DIRECTIONS FOR THIS TASK »
Repeat the records below exactly, leaving out any pictures.

Records from a collection »
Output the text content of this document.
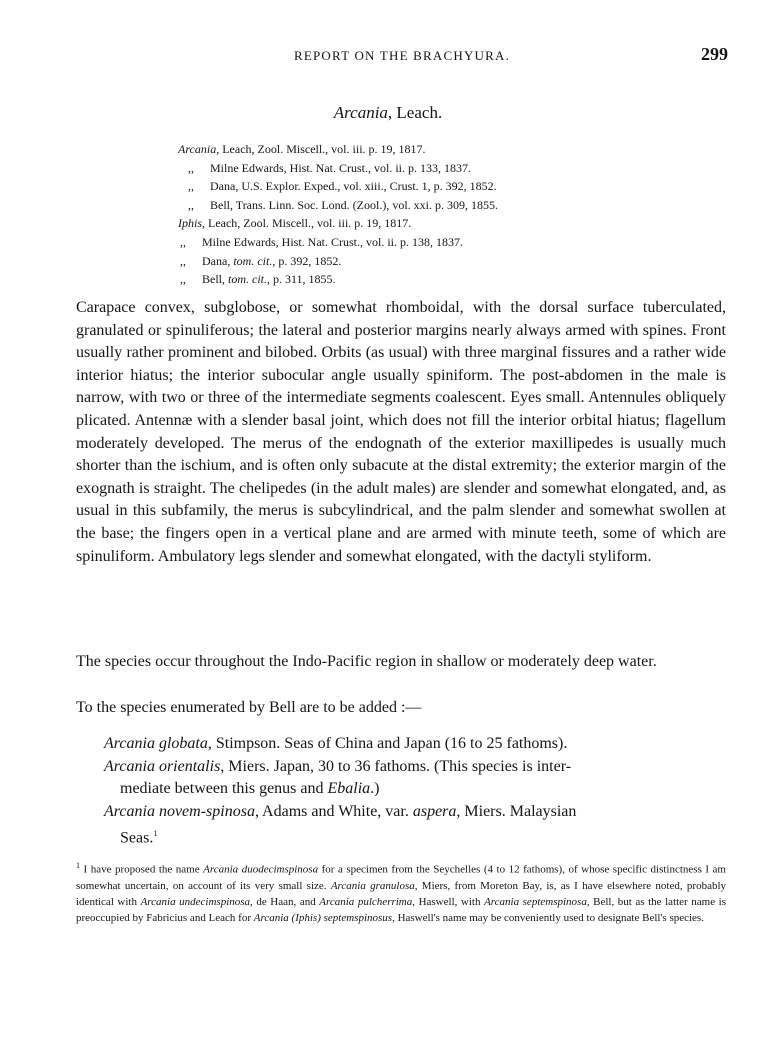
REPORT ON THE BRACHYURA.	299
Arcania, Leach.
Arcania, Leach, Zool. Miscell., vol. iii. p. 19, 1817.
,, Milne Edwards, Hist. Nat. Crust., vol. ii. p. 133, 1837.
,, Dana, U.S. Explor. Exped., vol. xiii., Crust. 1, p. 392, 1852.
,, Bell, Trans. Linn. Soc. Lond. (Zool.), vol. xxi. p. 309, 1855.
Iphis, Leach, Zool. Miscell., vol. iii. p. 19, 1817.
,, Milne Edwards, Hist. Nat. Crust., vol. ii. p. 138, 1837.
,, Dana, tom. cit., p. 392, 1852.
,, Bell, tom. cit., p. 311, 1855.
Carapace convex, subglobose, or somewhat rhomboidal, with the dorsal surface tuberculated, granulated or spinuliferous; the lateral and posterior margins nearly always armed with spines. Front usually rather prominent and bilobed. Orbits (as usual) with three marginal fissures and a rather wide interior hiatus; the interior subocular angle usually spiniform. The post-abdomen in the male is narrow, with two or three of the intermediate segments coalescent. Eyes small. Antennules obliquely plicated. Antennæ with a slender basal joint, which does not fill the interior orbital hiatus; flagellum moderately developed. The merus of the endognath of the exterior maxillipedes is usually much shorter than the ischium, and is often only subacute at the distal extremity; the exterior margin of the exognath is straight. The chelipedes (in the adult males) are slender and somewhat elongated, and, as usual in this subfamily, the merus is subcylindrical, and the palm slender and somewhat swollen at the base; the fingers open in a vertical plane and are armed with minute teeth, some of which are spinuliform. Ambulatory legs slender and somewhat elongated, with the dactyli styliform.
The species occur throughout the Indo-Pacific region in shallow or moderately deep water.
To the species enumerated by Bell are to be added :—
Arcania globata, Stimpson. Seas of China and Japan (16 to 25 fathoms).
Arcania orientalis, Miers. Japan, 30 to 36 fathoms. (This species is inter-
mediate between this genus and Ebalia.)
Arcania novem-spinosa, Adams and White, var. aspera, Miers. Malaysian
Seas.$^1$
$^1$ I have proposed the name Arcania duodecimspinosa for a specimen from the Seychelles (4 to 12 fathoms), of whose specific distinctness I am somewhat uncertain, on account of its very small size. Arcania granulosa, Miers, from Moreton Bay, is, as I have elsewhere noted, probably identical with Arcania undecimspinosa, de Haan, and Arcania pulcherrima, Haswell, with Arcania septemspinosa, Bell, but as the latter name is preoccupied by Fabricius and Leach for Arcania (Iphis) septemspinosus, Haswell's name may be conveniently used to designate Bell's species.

WRITTEN RESPONSE »
Output the text content of this document.
REPORT ON THE BRACHYURA.	299
Arcania, Leach.
Arcania, Leach, Zool. Miscell., vol. iii. p. 19, 1817.
,, Milne Edwards, Hist. Nat. Crust., vol. ii. p. 133, 1837.
,, Dana, U.S. Explor. Exped., vol. xiii., Crust. 1, p. 392, 1852.
,, Bell, Trans. Linn. Soc. Lond. (Zool.), vol. xxi. p. 309, 1855.
Iphis, Leach, Zool. Miscell., vol. iii. p. 19, 1817.
,, Milne Edwards, Hist. Nat. Crust., vol. ii. p. 138, 1837.
,, Dana, tom. cit., p. 392, 1852.
,, Bell, tom. cit., p. 311, 1855.
Carapace convex, subglobose, or somewhat rhomboidal, with the dorsal surface tuberculated, granulated or spinuliferous; the lateral and posterior margins nearly always armed with spines. Front usually rather prominent and bilobed. Orbits (as usual) with three marginal fissures and a rather wide interior hiatus; the interior subocular angle usually spiniform. The post-abdomen in the male is narrow, with two or three of the intermediate segments coalescent. Eyes small. Antennules obliquely plicated. Antennæ with a slender basal joint, which does not fill the interior orbital hiatus; flagellum moderately developed. The merus of the endognath of the exterior maxillipedes is usually much shorter than the ischium, and is often only subacute at the distal extremity; the exterior margin of the exognath is straight. The chelipedes (in the adult males) are slender and somewhat elongated, and, as usual in this subfamily, the merus is subcylindrical, and the palm slender and somewhat swollen at the base; the fingers open in a vertical plane and are armed with minute teeth, some of which are spinuliform. Ambulatory legs slender and somewhat elongated, with the dactyli styliform.
The species occur throughout the Indo-Pacific region in shallow or moderately deep water.
To the species enumerated by Bell are to be added :—
Arcania globata, Stimpson. Seas of China and Japan (16 to 25 fathoms).
Arcania orientalis, Miers. Japan, 30 to 36 fathoms. (This species is inter-
mediate between this genus and Ebalia.)
Arcania novem-spinosa, Adams and White, var. aspera, Miers. Malaysian
Seas.$^1$
$^1$ I have proposed the name Arcania duodecimspinosa for a specimen from the Seychelles (4 to 12 fathoms), of whose specific distinctness I am somewhat uncertain, on account of its very small size. Arcania granulosa, Miers, from Moreton Bay, is, as I have elsewhere noted, probably identical with Arcania undecimspinosa, de Haan, and Arcania pulcherrima, Haswell, with Arcania septemspinosa, Bell, but as the latter name is preoccupied by Fabricius and Leach for Arcania (Iphis) septemspinosus, Haswell's name may be conveniently used to designate Bell's species.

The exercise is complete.